_PROBLEM_
Repeat every record below exactly, omitting any pictures.

-.-.-

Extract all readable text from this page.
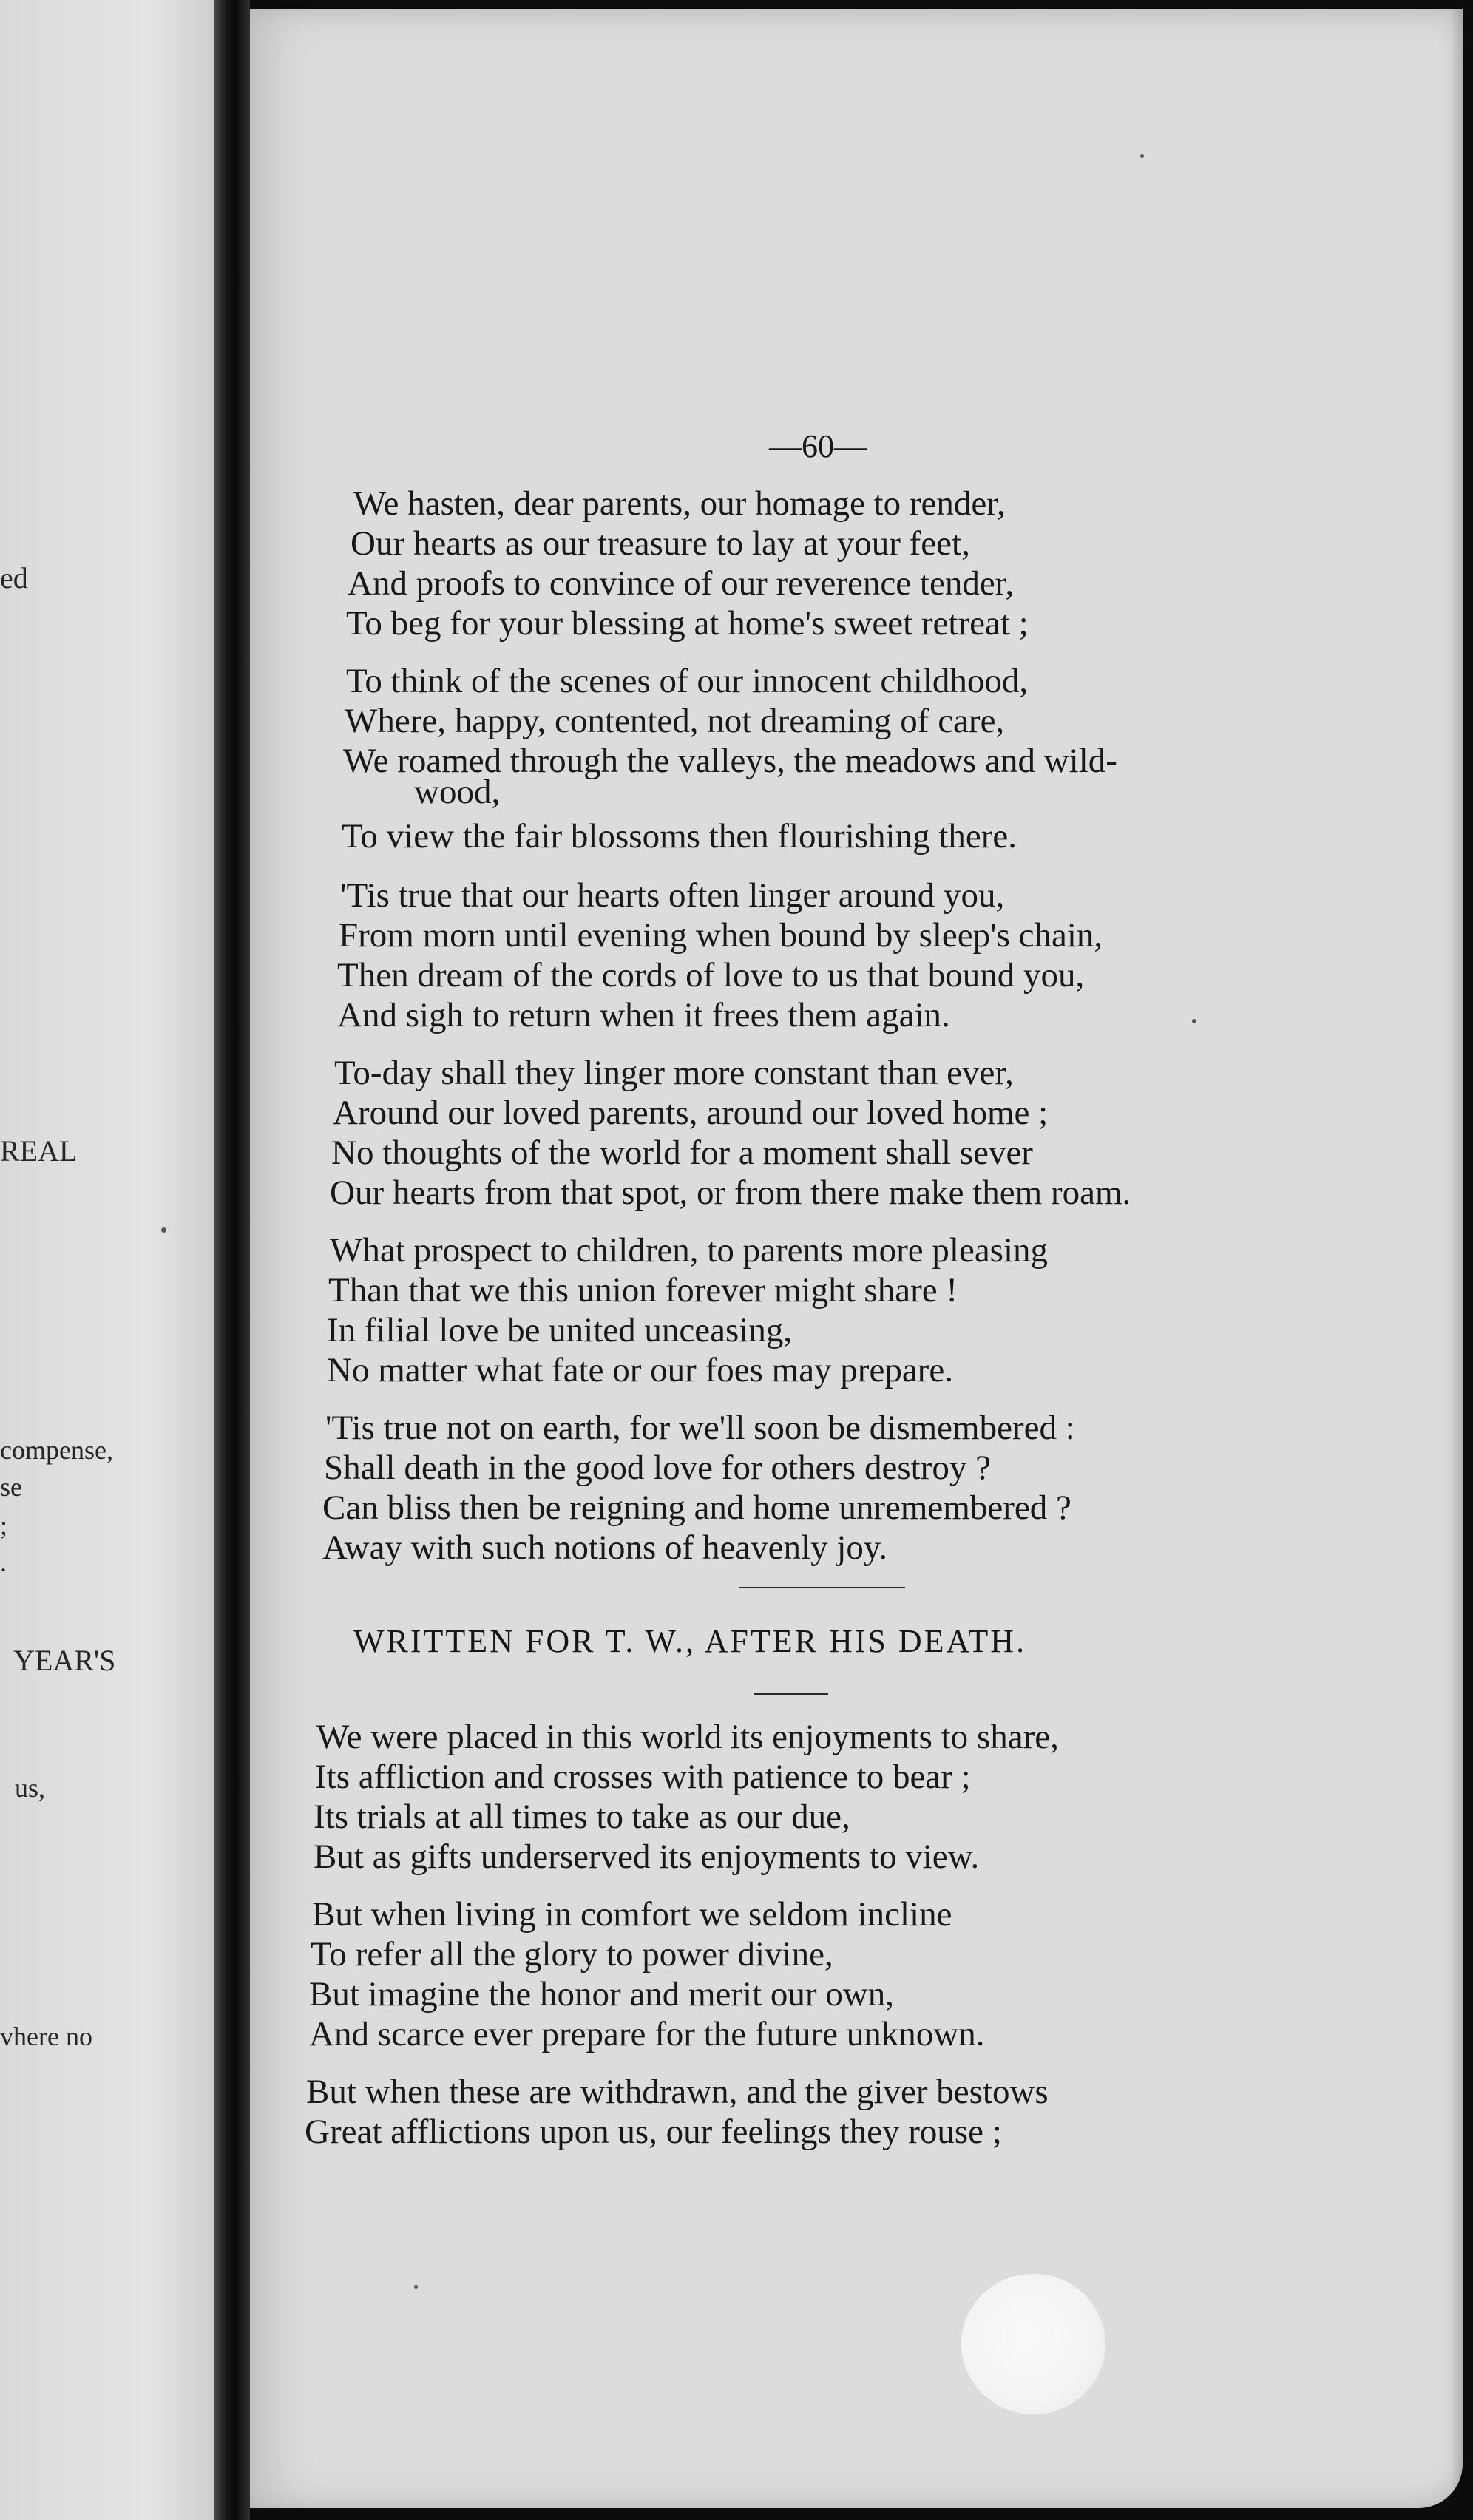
ed
REAL
compense,
se
;
.
YEAR'S
us,
vhere no
—60—
We hasten, dear parents, our homage to render,
Our hearts as our treasure to lay at your feet,
And proofs to convince of our reverence tender,
To beg for your blessing at home's sweet retreat ;
To think of the scenes of our innocent childhood,
Where, happy, contented, not dreaming of care,
We roamed through the valleys, the meadows and wild-
wood,
To view the fair blossoms then flourishing there.
'Tis true that our hearts often linger around you,
From morn until evening when bound by sleep's chain,
Then dream of the cords of love to us that bound you,
And sigh to return when it frees them again.
To-day shall they linger more constant than ever,
Around our loved parents, around our loved home ;
No thoughts of the world for a moment shall sever
Our hearts from that spot, or from there make them roam.
What prospect to children, to parents more pleasing
Than that we this union forever might share !
In filial love be united unceasing,
No matter what fate or our foes may prepare.
'Tis true not on earth, for we'll soon be dismembered :
Shall death in the good love for others destroy ?
Can bliss then be reigning and home unremembered ?
Away with such notions of heavenly joy.
WRITTEN FOR T. W., AFTER HIS DEATH.
We were placed in this world its enjoyments to share,
Its affliction and crosses with patience to bear ;
Its trials at all times to take as our due,
But as gifts underserved its enjoyments to view.
But when living in comfort we seldom incline
To refer all the glory to power divine,
But imagine the honor and merit our own,
And scarce ever prepare for the future unknown.
But when these are withdrawn, and the giver bestows
Great afflictions upon us, our feelings they rouse ;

-.-.-

_TASK OUTPUT_
Extract all readable text from this page.
ed
REAL
compense,
se
;
.
YEAR'S
us,
vhere no
—60—
We hasten, dear parents, our homage to render,
Our hearts as our treasure to lay at your feet,
And proofs to convince of our reverence tender,
To beg for your blessing at home's sweet retreat ;
To think of the scenes of our innocent childhood,
Where, happy, contented, not dreaming of care,
We roamed through the valleys, the meadows and wild-
wood,
To view the fair blossoms then flourishing there.
'Tis true that our hearts often linger around you,
From morn until evening when bound by sleep's chain,
Then dream of the cords of love to us that bound you,
And sigh to return when it frees them again.
To-day shall they linger more constant than ever,
Around our loved parents, around our loved home ;
No thoughts of the world for a moment shall sever
Our hearts from that spot, or from there make them roam.
What prospect to children, to parents more pleasing
Than that we this union forever might share !
In filial love be united unceasing,
No matter what fate or our foes may prepare.
'Tis true not on earth, for we'll soon be dismembered :
Shall death in the good love for others destroy ?
Can bliss then be reigning and home unremembered ?
Away with such notions of heavenly joy.
WRITTEN FOR T. W., AFTER HIS DEATH.
We were placed in this world its enjoyments to share,
Its affliction and crosses with patience to bear ;
Its trials at all times to take as our due,
But as gifts underserved its enjoyments to view.
But when living in comfort we seldom incline
To refer all the glory to power divine,
But imagine the honor and merit our own,
And scarce ever prepare for the future unknown.
But when these are withdrawn, and the giver bestows
Great afflictions upon us, our feelings they rouse ;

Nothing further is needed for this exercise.